What is being asked —
Set out every line bearing the string "value".

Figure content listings
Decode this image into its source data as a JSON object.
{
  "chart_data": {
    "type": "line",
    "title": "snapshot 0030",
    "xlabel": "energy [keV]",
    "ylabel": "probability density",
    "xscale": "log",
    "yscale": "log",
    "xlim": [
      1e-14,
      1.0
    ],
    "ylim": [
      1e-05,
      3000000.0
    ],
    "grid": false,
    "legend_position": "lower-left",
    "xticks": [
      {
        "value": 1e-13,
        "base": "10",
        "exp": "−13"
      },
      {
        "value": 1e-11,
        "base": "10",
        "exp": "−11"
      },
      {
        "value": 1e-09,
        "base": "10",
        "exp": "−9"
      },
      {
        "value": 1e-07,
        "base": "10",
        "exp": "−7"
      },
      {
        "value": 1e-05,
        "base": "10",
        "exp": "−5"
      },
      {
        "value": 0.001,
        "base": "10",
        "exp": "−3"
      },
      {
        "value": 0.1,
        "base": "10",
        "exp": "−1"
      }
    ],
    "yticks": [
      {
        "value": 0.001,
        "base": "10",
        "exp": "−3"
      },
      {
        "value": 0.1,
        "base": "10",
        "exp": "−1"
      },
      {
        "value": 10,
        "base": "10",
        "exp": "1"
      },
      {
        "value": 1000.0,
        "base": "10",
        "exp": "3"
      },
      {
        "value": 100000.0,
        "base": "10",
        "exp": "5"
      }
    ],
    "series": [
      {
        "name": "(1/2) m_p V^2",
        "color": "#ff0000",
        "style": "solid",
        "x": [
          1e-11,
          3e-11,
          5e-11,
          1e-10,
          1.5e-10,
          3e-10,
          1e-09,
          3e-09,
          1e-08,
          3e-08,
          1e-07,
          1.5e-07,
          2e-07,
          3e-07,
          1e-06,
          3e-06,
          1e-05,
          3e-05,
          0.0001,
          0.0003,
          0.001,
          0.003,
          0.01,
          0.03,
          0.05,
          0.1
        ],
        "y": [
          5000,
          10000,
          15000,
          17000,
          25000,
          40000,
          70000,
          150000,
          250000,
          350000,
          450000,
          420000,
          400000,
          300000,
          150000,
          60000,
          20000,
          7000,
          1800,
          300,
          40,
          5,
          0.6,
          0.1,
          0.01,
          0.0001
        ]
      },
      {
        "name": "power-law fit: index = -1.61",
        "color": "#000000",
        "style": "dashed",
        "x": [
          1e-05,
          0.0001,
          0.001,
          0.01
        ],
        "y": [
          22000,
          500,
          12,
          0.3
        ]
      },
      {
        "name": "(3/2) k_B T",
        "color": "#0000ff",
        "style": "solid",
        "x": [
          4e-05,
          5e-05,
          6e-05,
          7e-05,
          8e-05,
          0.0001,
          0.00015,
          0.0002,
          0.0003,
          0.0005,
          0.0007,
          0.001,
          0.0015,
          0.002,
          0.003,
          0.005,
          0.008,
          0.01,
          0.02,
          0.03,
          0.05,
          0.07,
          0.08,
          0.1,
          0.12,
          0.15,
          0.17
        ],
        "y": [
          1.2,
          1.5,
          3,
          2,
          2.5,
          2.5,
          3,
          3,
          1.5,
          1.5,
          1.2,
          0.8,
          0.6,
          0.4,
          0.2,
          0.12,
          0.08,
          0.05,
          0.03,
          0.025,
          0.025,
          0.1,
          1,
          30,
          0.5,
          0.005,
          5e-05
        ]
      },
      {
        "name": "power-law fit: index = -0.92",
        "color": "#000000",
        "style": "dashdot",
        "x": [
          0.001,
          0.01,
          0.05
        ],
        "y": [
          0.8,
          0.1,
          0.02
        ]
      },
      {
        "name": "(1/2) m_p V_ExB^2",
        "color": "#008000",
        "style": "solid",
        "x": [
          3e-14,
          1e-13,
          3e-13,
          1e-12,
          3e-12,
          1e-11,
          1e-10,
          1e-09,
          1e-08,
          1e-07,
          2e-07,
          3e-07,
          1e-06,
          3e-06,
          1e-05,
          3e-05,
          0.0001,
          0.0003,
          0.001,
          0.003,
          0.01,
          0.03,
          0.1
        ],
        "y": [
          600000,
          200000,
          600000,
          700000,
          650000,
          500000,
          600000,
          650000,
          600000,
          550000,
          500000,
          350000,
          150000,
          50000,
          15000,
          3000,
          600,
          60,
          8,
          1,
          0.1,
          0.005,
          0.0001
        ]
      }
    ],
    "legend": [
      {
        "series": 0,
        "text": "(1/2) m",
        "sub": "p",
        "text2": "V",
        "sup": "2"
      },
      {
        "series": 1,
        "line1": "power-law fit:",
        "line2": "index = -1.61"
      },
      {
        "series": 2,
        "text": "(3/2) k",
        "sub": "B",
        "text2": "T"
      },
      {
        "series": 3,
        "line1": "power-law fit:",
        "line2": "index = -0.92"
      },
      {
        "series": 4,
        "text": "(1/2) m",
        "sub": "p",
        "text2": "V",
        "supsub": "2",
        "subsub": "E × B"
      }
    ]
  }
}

In response —
        "value": 1e-13,
        "value": 1e-11,
        "value": 1e-09,
        "value": 1e-07,
        "value": 1e-05,
        "value": 0.001,
        "value": 0.1,
        "value": 0.001,
        "value": 0.1,
        "value": 10,
        "value": 1000.0,
        "value": 100000.0,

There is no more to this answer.